» PROVIDED DATA
= Beginning of Section =

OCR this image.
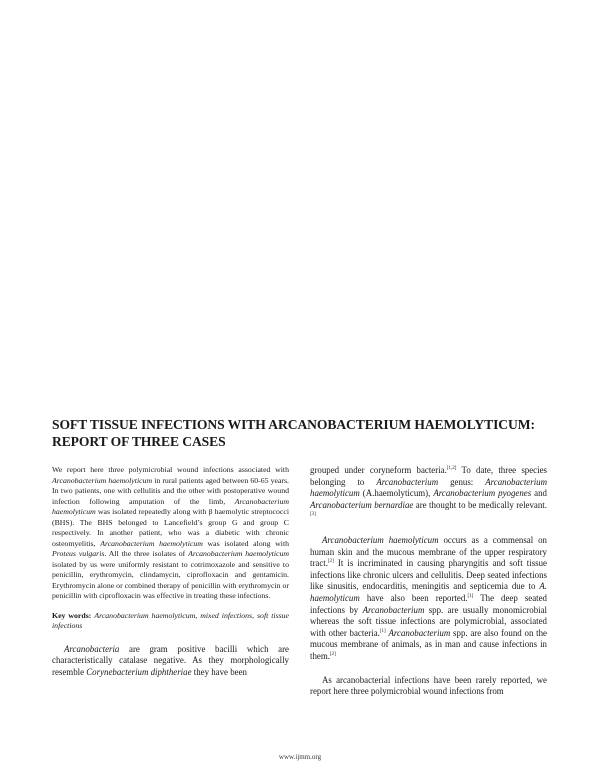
SOFT TISSUE INFECTIONS WITH ARCANOBACTERIUM HAEMOLYTICUM: REPORT OF THREE CASES

We report here three polymicrobial wound infections associated with Arcanobacterium haemolyticum in rural patients aged between 60-65 years. In two patients, one with cellulitis and the other with postoperative wound infection following amputation of the limb, Arcanobacterium haemolyticum was isolated repeatedly along with β haemolytic streptococci (BHS). The BHS belonged to Lancefield’s group G and group C respectively. In another patient, who was a diabetic with chronic osteomyelitis, Arcanobacterium haemolyticum was isolated along with Proteus vulgaris. All the three isolates of Arcanobacterium haemolyticum isolated by us were uniformly resistant to cotrimoxazole and sensitive to penicillin, erythromycin, clindamycin, ciprofloxacin and gentamicin. Erythromycin alone or combined therapy of penicillin with erythromycin or penicillin with ciprofloxacin was effective in treating these infections.

Key words: Arcanobacterium haemolyticum, mixed infections, soft tissue infections

Arcanobacteria are gram positive bacilli which are characteristically catalase negative. As they morphologically resemble Corynebacterium diphtheriae they have been

grouped under coryneform bacteria.[1,2] To date, three species belonging to Arcanobacterium genus: Arcanobacterium haemolyticum (A.haemolyticum), Arcanobacterium pyogenes and Arcanobacterium bernardiae are thought to be medically relevant.[3]

Arcanobacterium haemolyticum occurs as a commensal on human skin and the mucous membrane of the upper respiratory tract.[2] It is incriminated in causing pharyngitis and soft tissue infections like chronic ulcers and cellulitis. Deep seated infections like sinusitis, endocarditis, meningitis and septicemia due to A. haemolyticum have also been reported.[1] The deep seated infections by Arcanobacterium spp. are usually monomicrobial whereas the soft tissue infections are polymicrobial, associated with other bacteria.[1] Arcanobacterium spp. are also found on the mucous membrane of animals, as in man and cause infections in them.[2]

As arcanobacterial infections have been rarely reported, we report here three polymicrobial wound infections from

www.ijmm.org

= End of Section =

» TASK TO CARRY OUT
Each line of the listing above should be retyped exactly, with no pictures.

» COMPLETED EXERCISE
OCR this image.
SOFT TISSUE INFECTIONS WITH ARCANOBACTERIUM HAEMOLYTICUM: REPORT OF THREE CASES

We report here three polymicrobial wound infections associated with Arcanobacterium haemolyticum in rural patients aged between 60-65 years. In two patients, one with cellulitis and the other with postoperative wound infection following amputation of the limb, Arcanobacterium haemolyticum was isolated repeatedly along with β haemolytic streptococci (BHS). The BHS belonged to Lancefield’s group G and group C respectively. In another patient, who was a diabetic with chronic osteomyelitis, Arcanobacterium haemolyticum was isolated along with Proteus vulgaris. All the three isolates of Arcanobacterium haemolyticum isolated by us were uniformly resistant to cotrimoxazole and sensitive to penicillin, erythromycin, clindamycin, ciprofloxacin and gentamicin. Erythromycin alone or combined therapy of penicillin with erythromycin or penicillin with ciprofloxacin was effective in treating these infections.

Key words: Arcanobacterium haemolyticum, mixed infections, soft tissue infections

Arcanobacteria are gram positive bacilli which are characteristically catalase negative. As they morphologically resemble Corynebacterium diphtheriae they have been

grouped under coryneform bacteria.[1,2] To date, three species belonging to Arcanobacterium genus: Arcanobacterium haemolyticum (A.haemolyticum), Arcanobacterium pyogenes and Arcanobacterium bernardiae are thought to be medically relevant.[3]

Arcanobacterium haemolyticum occurs as a commensal on human skin and the mucous membrane of the upper respiratory tract.[2] It is incriminated in causing pharyngitis and soft tissue infections like chronic ulcers and cellulitis. Deep seated infections like sinusitis, endocarditis, meningitis and septicemia due to A. haemolyticum have also been reported.[1] The deep seated infections by Arcanobacterium spp. are usually monomicrobial whereas the soft tissue infections are polymicrobial, associated with other bacteria.[1] Arcanobacterium spp. are also found on the mucous membrane of animals, as in man and cause infections in them.[2]

As arcanobacterial infections have been rarely reported, we report here three polymicrobial wound infections from

www.ijmm.org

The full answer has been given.